:: LISTED RECORDS

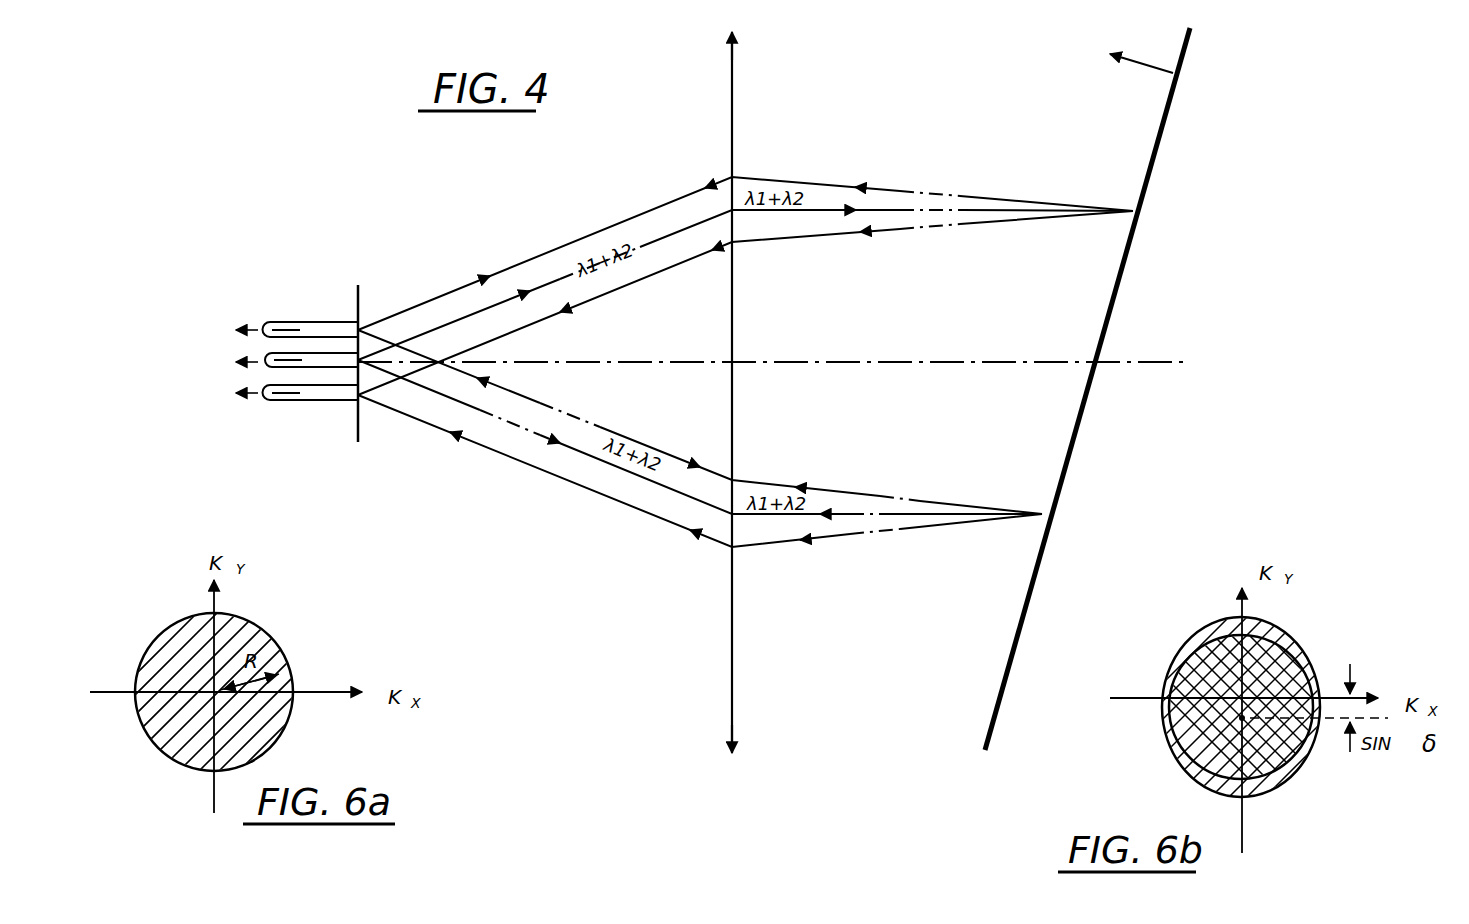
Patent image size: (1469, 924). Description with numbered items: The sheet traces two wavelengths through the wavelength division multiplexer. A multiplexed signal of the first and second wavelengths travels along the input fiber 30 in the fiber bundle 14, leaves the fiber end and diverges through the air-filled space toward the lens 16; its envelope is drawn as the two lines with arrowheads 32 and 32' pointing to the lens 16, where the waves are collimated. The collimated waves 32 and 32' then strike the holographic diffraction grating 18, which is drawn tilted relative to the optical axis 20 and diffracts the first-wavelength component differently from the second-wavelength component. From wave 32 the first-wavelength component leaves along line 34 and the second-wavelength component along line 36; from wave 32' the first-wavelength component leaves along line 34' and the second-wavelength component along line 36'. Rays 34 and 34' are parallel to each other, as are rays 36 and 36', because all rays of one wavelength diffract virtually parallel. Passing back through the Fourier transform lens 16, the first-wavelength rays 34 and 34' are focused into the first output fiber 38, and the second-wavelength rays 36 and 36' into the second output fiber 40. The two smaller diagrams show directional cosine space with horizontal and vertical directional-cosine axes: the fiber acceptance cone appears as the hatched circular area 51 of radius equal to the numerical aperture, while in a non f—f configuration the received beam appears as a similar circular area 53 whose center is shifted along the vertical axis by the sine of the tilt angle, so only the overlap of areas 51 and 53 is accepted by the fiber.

In FIG. 4, the fiber bundle 14 is at (314, 298).
In FIG. 4, the lens 16 is at (733, 90).
In FIG. 4, the holographic diffraction grating 18 is at (1172, 118).
In FIG. 4, the optical axis 20 is at (788, 362).
In FIG. 4, the input fiber 30 is at (266, 359).
In FIG. 4, the composite light wave 32 is at (745, 285).
In FIG. 4, the diffracted λ1 light ray 34 is at (745, 238).
In FIG. 4, the diffracted λ2 light ray 36 is at (745, 303).
In FIG. 4, the composite light wave 32' is at (700, 438).
In FIG. 4, the diffracted λ1 light ray 34' is at (700, 422).
In FIG. 4, the diffracted λ2 light ray 36' is at (700, 471).
In FIG. 4, the λ1 output fiber 38 is at (270, 322).
In FIG. 4, the λ2 output fiber 40 is at (297, 400).
In FIG. 6a, the circular area 51 is at (262, 632).
In FIG. 6b, the circular area 51 is at (1297, 640).
In FIG. 6b, the shifted circular area 53 is at (1287, 783).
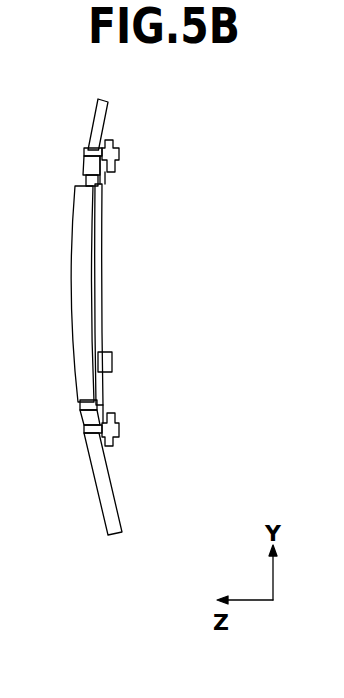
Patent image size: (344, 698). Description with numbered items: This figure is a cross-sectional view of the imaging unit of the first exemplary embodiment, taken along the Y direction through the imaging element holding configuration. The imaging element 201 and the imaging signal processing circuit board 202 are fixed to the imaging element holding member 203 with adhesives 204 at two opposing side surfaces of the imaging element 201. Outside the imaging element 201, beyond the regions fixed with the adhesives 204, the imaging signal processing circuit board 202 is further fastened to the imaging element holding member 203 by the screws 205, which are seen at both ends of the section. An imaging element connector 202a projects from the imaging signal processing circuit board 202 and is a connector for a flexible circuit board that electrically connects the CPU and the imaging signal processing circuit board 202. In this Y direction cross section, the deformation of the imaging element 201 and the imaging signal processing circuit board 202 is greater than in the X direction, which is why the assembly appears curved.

The imaging element 201 is at (82, 288).
The imaging signal processing circuit board 202 is at (100, 243).
The imaging element connector 202a is at (112, 362).
The imaging element holding member 203 is at (110, 122).
The adhesive 204 is at (100, 185).
The screw 205 is at (119, 153).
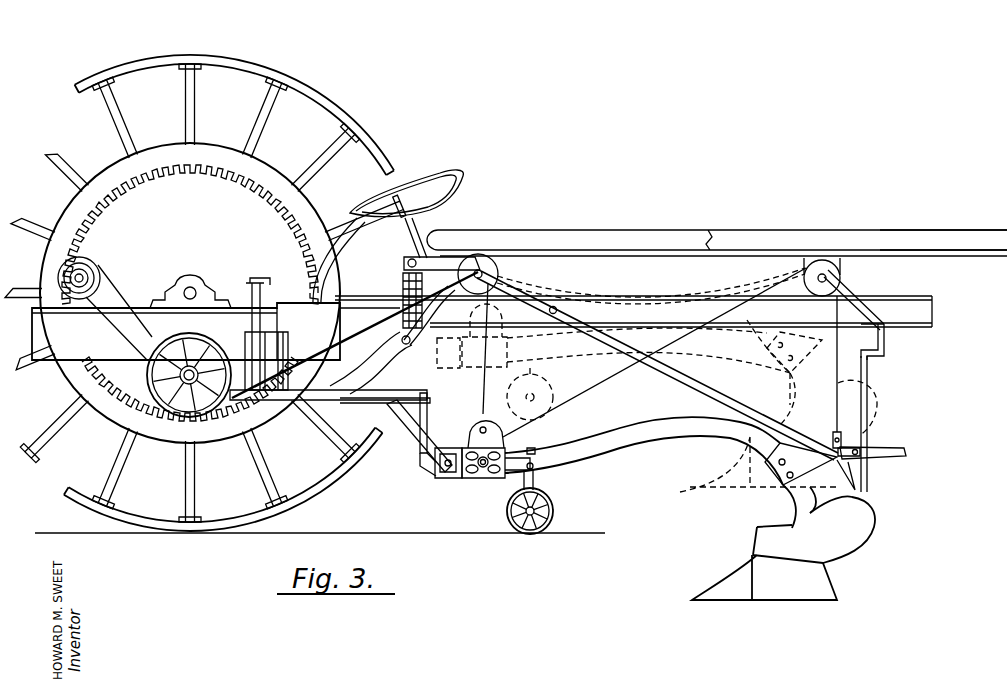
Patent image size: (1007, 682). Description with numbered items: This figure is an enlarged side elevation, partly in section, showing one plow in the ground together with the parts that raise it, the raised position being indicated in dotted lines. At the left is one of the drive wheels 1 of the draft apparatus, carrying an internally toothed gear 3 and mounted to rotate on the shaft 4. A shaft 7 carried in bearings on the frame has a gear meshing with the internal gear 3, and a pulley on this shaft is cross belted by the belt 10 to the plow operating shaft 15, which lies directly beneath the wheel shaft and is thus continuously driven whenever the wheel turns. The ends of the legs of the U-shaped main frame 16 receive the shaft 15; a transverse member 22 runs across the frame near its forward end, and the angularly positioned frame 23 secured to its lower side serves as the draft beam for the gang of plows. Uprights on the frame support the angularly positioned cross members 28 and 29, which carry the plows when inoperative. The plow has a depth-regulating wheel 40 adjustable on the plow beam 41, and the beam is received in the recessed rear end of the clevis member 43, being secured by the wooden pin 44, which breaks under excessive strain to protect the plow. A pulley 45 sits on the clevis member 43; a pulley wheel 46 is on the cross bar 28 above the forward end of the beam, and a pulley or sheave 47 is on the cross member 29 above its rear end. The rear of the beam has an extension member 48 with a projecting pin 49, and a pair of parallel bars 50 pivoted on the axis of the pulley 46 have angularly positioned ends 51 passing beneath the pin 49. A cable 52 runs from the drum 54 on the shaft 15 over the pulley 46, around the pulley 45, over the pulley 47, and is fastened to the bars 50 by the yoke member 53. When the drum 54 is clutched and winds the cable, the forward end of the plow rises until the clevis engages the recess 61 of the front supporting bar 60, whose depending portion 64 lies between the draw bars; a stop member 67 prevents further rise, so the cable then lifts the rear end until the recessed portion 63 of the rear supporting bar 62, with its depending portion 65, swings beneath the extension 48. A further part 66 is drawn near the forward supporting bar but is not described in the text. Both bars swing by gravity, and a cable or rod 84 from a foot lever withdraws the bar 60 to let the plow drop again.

The drive wheel 1 is at (330, 100).
The internally toothed gear 3 is at (163, 432).
The shaft 4 is at (192, 286).
The shaft 7 is at (86, 266).
The belt 10 is at (122, 293).
The plow operating shaft 15 is at (200, 345).
The main frame 16 is at (932, 312).
The transverse member 22 is at (250, 440).
The angularly positioned frame 23 is at (324, 436).
The cross member 28 is at (508, 236).
The cross member 29 is at (958, 236).
The wheel 40 is at (553, 508).
The plow beam 41 is at (630, 438).
The clevis member 43 is at (450, 480).
The pin 44 is at (481, 478).
The pulley 45 is at (482, 420).
The pulley wheel 46 is at (478, 258).
The pulley or sheave 47 is at (832, 270).
The extension member 48 is at (810, 466).
The pin 49 is at (868, 440).
The parallel bars 50 is at (695, 366).
The angularly positioned ends 51 is at (904, 455).
The cable 52 is at (580, 385).
The yoke member 53 is at (826, 415).
The drum 54 is at (150, 370).
The front supporting bar 60 is at (355, 335).
The recess 61 is at (392, 340).
The rear supporting bar 62 is at (865, 305).
The recessed portion 63 is at (884, 350).
The depending portion 64 is at (430, 420).
The depending portion 65 is at (862, 452).
The bar 66 is at (420, 470).
The stop member 67 is at (404, 292).
The cable or rod 84 is at (229, 339).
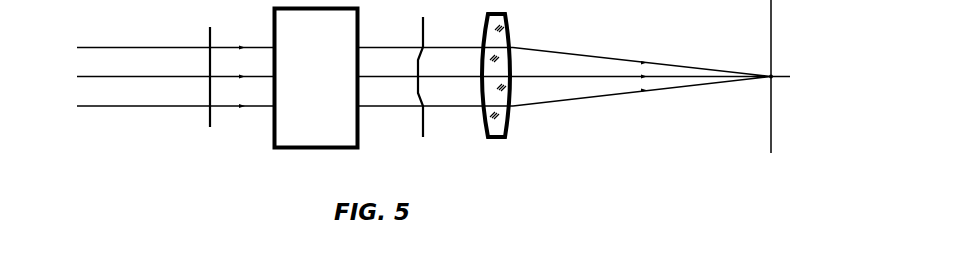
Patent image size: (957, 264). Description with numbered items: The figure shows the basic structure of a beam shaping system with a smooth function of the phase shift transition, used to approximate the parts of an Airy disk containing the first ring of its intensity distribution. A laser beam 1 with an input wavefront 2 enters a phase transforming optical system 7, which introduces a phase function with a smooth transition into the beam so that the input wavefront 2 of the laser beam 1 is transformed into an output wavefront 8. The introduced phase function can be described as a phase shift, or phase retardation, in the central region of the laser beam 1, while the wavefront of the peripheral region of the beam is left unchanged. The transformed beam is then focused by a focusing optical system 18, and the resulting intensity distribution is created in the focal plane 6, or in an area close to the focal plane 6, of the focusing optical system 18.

The laser beam 1 is at (139, 114).
The input wavefront 2 is at (208, 123).
The phase transforming optical system 7 is at (273, 133).
The output wavefront 8 is at (423, 118).
The focusing optical system 18 is at (508, 118).
The focal plane 6 is at (771, 118).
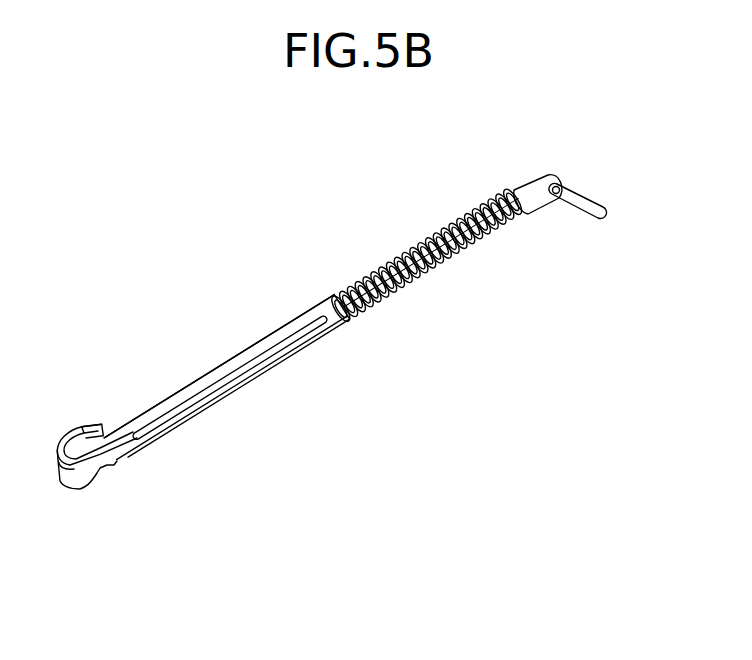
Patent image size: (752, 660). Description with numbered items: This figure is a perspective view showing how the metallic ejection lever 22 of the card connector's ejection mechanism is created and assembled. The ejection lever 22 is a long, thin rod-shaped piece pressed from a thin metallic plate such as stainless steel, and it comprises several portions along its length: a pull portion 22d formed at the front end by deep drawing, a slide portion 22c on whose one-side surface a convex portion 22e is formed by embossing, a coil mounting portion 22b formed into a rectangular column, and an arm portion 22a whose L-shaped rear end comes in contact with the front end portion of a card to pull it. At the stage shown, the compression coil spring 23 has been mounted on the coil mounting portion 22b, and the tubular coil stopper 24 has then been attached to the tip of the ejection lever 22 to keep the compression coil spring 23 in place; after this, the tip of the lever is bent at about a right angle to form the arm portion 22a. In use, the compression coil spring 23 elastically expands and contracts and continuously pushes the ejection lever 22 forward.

The ejection lever 22 is at (85, 505).
The arm portion 22a is at (585, 198).
The coil mounting portion 22b is at (405, 288).
The slide portion 22c is at (235, 359).
The pull portion 22d is at (83, 427).
The convex portion 22e is at (250, 373).
The compression coil spring 23 is at (432, 248).
The tubular coil stopper 24 is at (520, 188).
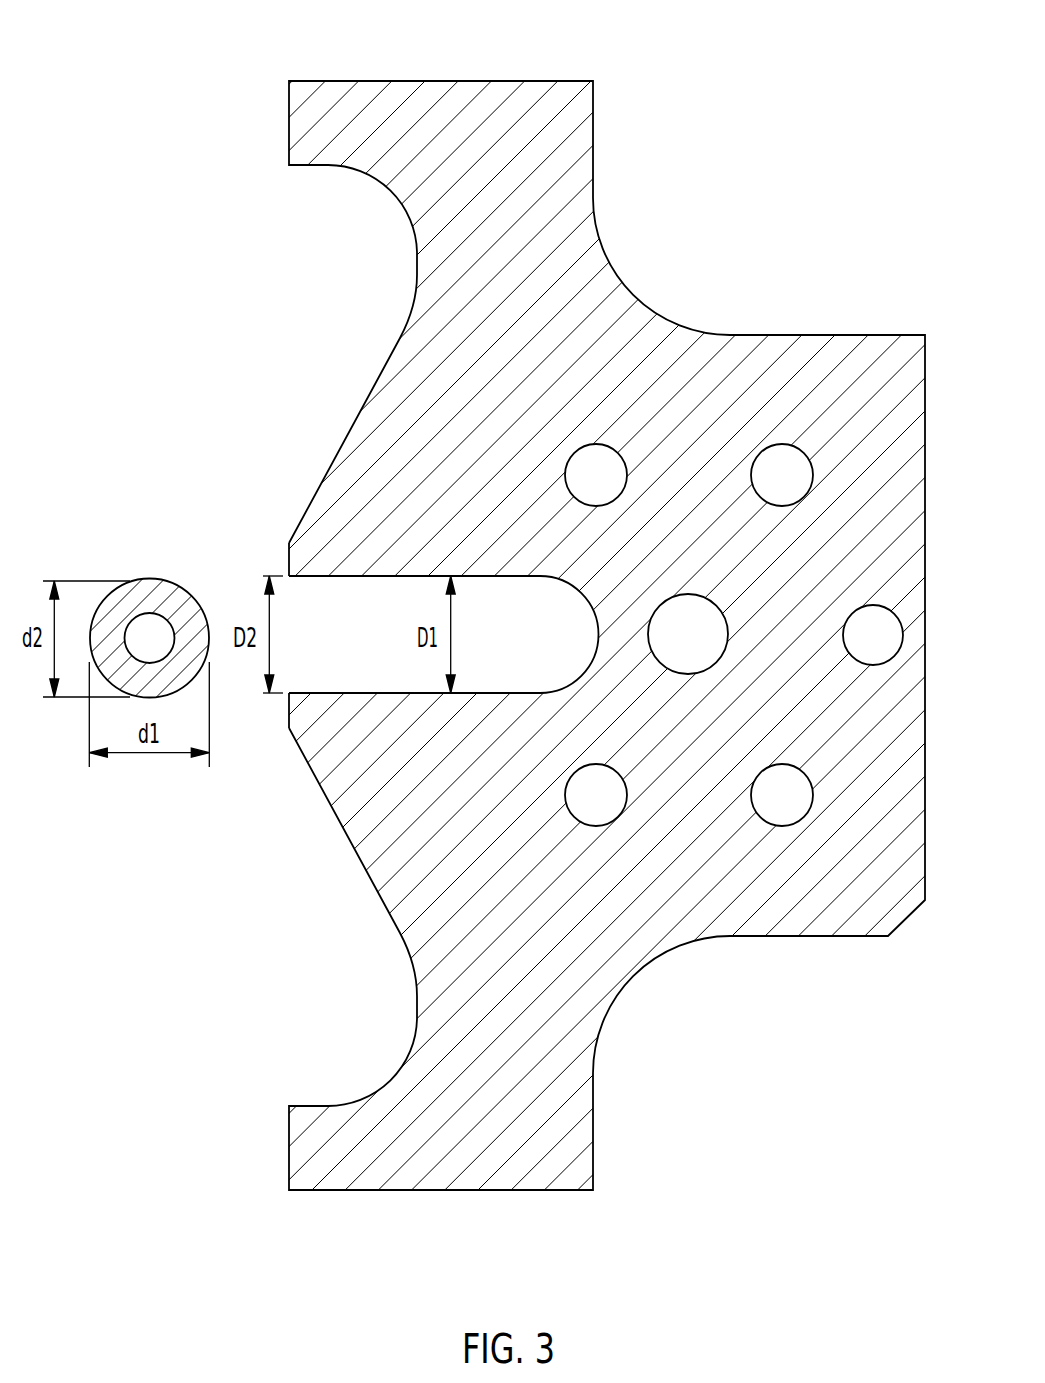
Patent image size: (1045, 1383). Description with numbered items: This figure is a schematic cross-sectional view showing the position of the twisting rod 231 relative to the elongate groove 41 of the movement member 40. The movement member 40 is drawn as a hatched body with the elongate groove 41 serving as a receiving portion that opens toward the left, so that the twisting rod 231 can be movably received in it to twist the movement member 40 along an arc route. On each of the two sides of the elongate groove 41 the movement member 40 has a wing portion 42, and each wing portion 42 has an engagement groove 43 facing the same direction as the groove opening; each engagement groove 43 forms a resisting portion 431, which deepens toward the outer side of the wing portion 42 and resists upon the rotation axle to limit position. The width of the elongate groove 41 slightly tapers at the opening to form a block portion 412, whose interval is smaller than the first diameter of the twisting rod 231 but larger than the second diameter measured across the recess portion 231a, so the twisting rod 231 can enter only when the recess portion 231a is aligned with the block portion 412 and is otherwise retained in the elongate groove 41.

The movement member 40 is at (810, 343).
The elongate groove 41 is at (553, 657).
The block portion 412 is at (296, 580).
The wing portion 42 is at (435, 90).
The engagement groove 43 is at (345, 273).
The resisting portion 431 is at (360, 173).
The twisting rod 231 is at (188, 602).
The recess portion 231a is at (152, 580).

::::

● WHAT THIS TASK INVOLVES:
Write out again everything from the line that contains "Patent image size: (344, 698)." down to the line that contains "The screw 205 is at (119, 153).", including both of those lines.

● RESULT OF THIS EXERCISE:
Patent image size: (344, 698). Description with numbered items: This figure is a cross-sectional view of the imaging unit of the first exemplary embodiment, taken along the Y direction through the imaging element holding configuration. The imaging element 201 and the imaging signal processing circuit board 202 are fixed to the imaging element holding member 203 with adhesives 204 at two opposing side surfaces of the imaging element 201. Outside the imaging element 201, beyond the regions fixed with the adhesives 204, the imaging signal processing circuit board 202 is further fastened to the imaging element holding member 203 by the screws 205, which are seen at both ends of the section. An imaging element connector 202a projects from the imaging signal processing circuit board 202 and is a connector for a flexible circuit board that electrically connects the CPU and the imaging signal processing circuit board 202. In this Y direction cross section, the deformation of the imaging element 201 and the imaging signal processing circuit board 202 is greater than in the X direction, which is why the assembly appears curved.

The imaging element 201 is at (82, 288).
The imaging signal processing circuit board 202 is at (100, 243).
The imaging element connector 202a is at (112, 362).
The imaging element holding member 203 is at (110, 122).
The adhesive 204 is at (100, 185).
The screw 205 is at (119, 153).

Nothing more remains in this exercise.